>> Start

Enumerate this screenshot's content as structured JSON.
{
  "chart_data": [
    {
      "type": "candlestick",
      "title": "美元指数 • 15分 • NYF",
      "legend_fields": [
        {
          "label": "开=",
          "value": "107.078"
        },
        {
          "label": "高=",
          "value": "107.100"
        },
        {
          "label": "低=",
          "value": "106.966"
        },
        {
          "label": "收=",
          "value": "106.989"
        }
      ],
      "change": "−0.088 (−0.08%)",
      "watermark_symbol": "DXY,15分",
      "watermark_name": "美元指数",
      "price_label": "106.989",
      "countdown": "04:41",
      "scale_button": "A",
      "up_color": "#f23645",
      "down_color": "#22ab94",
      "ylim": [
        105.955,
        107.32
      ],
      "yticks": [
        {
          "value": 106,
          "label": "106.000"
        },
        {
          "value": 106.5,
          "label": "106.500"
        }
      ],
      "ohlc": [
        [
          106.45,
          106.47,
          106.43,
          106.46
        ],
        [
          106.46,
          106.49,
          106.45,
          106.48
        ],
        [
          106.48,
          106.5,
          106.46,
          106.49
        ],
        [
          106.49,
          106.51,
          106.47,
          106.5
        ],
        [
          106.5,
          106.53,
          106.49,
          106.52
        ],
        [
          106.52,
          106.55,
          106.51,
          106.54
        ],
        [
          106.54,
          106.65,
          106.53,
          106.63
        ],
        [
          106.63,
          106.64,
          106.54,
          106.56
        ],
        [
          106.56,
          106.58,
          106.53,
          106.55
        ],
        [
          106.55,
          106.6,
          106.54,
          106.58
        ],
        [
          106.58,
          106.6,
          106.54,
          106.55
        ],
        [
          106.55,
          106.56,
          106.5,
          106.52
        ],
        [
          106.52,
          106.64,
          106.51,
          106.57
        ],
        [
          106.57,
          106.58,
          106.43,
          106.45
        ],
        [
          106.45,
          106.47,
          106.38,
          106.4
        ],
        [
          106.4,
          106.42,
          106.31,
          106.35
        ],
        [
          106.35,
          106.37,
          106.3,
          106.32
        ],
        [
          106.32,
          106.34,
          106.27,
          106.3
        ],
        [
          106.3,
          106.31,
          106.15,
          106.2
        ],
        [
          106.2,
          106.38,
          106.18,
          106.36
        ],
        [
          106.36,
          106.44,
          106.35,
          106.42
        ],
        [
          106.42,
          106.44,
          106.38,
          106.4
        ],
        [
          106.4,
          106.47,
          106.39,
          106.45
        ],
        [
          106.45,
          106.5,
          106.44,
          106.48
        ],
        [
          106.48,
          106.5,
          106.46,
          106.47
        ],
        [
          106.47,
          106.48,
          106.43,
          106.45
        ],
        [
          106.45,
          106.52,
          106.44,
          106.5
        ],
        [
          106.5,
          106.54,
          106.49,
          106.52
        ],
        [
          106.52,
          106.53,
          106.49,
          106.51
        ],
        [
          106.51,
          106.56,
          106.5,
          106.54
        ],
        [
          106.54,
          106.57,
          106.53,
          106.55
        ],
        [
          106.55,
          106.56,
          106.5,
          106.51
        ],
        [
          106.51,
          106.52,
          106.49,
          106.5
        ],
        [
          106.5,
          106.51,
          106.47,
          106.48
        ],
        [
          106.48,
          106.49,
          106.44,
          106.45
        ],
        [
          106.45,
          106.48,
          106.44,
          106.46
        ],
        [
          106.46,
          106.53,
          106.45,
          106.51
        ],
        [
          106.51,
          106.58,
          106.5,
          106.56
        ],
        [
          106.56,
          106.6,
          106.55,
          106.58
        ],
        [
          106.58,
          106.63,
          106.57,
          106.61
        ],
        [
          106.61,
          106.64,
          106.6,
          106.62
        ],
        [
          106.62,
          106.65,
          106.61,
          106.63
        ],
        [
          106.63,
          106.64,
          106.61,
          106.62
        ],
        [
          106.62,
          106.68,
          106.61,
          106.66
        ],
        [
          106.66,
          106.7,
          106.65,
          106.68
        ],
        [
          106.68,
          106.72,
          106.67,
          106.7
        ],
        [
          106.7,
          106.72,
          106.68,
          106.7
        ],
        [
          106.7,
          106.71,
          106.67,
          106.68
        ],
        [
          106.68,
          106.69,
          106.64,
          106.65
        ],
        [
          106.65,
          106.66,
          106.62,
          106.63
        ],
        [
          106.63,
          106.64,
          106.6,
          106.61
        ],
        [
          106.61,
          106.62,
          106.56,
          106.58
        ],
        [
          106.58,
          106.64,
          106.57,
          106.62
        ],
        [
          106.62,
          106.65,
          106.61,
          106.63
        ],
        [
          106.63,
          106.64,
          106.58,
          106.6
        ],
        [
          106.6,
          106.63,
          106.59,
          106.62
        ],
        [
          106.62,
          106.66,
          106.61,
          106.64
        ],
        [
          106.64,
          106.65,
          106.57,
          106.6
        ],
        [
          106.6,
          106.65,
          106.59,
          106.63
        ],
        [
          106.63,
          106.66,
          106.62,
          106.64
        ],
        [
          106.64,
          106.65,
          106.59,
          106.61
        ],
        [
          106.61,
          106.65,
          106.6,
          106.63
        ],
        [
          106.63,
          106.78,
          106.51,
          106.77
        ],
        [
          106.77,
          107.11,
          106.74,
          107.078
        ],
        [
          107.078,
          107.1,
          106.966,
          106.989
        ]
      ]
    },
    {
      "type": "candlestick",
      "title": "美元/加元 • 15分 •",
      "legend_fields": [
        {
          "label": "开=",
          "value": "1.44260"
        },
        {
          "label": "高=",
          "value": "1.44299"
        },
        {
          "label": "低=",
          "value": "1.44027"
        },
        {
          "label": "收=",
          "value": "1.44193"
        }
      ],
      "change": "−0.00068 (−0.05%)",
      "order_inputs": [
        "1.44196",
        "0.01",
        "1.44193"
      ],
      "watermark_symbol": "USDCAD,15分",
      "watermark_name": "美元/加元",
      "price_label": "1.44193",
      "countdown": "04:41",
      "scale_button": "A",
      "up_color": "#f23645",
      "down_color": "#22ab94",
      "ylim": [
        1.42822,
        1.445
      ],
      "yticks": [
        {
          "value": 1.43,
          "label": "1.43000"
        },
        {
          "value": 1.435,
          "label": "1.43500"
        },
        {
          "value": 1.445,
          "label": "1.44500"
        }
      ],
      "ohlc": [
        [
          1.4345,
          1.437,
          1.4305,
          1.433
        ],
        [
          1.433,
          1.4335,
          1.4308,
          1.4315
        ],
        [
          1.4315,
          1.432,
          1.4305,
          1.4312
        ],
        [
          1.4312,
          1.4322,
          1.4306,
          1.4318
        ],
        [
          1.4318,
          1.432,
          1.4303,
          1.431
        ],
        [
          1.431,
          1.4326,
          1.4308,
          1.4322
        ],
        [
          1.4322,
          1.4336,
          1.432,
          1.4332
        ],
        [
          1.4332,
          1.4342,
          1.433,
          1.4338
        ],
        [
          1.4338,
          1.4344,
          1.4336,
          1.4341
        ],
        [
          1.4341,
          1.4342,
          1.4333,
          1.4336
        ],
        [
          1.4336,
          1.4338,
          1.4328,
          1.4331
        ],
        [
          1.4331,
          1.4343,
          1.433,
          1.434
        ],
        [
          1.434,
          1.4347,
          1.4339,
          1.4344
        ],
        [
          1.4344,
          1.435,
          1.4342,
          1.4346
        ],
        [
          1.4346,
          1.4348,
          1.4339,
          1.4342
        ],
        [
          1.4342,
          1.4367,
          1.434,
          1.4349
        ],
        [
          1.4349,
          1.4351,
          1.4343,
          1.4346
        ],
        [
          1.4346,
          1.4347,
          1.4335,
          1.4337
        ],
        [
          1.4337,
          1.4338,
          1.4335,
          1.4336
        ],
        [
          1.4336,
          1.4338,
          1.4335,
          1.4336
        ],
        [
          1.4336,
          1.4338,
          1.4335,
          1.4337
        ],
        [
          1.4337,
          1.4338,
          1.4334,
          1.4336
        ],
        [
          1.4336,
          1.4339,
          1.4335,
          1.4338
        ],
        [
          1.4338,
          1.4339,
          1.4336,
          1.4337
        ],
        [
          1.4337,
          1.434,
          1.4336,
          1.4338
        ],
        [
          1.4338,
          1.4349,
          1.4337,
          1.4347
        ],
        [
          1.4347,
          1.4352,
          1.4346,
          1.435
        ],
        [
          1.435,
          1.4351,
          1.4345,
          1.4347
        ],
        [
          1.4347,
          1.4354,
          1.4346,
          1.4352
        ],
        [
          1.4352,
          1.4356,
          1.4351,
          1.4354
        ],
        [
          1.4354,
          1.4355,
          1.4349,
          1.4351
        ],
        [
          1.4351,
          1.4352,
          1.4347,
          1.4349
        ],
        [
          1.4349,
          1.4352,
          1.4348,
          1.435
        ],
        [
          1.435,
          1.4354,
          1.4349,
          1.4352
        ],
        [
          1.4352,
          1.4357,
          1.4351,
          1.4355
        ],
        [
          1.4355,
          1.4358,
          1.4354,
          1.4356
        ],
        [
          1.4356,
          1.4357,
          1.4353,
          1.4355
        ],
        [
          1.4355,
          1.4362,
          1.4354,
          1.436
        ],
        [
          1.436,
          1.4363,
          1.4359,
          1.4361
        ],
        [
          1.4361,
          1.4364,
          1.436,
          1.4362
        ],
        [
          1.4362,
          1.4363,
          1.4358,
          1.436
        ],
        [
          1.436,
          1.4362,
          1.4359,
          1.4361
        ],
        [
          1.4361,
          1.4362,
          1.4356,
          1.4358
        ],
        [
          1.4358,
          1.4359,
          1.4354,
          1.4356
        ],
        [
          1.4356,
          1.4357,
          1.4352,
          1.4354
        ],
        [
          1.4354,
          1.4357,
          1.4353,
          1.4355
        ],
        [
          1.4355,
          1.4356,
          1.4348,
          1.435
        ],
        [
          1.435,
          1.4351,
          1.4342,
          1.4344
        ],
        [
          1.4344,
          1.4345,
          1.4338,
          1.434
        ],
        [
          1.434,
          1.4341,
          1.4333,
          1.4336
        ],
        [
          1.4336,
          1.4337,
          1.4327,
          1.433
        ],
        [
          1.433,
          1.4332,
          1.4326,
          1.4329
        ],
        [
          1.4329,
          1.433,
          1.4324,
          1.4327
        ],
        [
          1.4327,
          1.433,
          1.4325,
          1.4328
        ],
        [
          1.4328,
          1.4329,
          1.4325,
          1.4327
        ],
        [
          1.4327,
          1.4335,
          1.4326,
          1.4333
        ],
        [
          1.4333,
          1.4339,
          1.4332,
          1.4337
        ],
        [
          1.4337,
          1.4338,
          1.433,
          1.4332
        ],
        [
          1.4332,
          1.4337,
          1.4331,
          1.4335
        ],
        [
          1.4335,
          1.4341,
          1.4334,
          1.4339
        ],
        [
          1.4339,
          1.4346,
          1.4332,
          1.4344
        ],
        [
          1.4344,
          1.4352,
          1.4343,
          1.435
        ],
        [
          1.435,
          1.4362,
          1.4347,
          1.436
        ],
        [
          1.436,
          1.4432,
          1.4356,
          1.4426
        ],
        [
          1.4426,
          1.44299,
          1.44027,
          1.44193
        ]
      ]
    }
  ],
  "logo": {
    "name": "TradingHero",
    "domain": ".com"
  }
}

>> End

» Brief: Of the lines above, how many contain the word "美元指数"? Provide the number and nothing else.

» Task output: 2